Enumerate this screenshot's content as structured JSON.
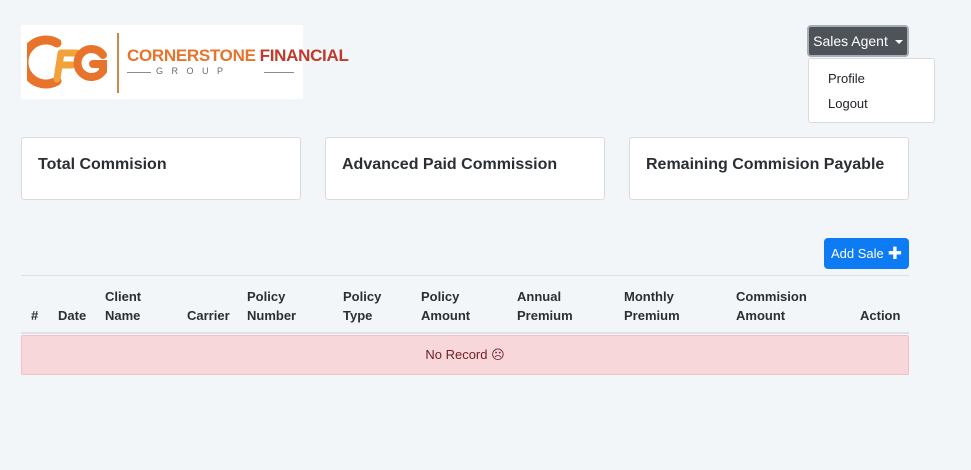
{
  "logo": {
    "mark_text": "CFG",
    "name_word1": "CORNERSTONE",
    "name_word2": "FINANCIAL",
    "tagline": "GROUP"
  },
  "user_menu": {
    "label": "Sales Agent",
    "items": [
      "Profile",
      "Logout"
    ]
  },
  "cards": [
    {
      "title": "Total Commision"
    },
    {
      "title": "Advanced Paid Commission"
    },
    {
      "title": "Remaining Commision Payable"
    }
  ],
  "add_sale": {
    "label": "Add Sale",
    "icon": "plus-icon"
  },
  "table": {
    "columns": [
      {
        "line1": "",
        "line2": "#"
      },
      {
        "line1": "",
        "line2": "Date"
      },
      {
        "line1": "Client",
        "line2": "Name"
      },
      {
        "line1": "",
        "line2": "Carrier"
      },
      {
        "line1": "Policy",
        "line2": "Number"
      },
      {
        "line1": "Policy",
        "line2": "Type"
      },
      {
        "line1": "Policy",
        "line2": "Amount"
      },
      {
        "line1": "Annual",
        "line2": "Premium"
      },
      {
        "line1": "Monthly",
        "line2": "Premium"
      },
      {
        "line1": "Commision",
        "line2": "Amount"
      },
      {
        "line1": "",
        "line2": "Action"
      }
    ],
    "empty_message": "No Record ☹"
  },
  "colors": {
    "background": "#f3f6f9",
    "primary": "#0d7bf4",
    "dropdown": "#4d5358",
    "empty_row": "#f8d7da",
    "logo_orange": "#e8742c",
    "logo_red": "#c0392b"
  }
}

———

● Instructions for the task
Transcribe each entry above exactly, apart from the pictures.

● Reply to the task
Enumerate this screenshot's content as structured JSON.
{
  "logo": {
    "mark_text": "CFG",
    "name_word1": "CORNERSTONE",
    "name_word2": "FINANCIAL",
    "tagline": "GROUP"
  },
  "user_menu": {
    "label": "Sales Agent",
    "items": [
      "Profile",
      "Logout"
    ]
  },
  "cards": [
    {
      "title": "Total Commision"
    },
    {
      "title": "Advanced Paid Commission"
    },
    {
      "title": "Remaining Commision Payable"
    }
  ],
  "add_sale": {
    "label": "Add Sale",
    "icon": "plus-icon"
  },
  "table": {
    "columns": [
      {
        "line1": "",
        "line2": "#"
      },
      {
        "line1": "",
        "line2": "Date"
      },
      {
        "line1": "Client",
        "line2": "Name"
      },
      {
        "line1": "",
        "line2": "Carrier"
      },
      {
        "line1": "Policy",
        "line2": "Number"
      },
      {
        "line1": "Policy",
        "line2": "Type"
      },
      {
        "line1": "Policy",
        "line2": "Amount"
      },
      {
        "line1": "Annual",
        "line2": "Premium"
      },
      {
        "line1": "Monthly",
        "line2": "Premium"
      },
      {
        "line1": "Commision",
        "line2": "Amount"
      },
      {
        "line1": "",
        "line2": "Action"
      }
    ],
    "empty_message": "No Record ☹"
  },
  "colors": {
    "background": "#f3f6f9",
    "primary": "#0d7bf4",
    "dropdown": "#4d5358",
    "empty_row": "#f8d7da",
    "logo_orange": "#e8742c",
    "logo_red": "#c0392b"
  }
}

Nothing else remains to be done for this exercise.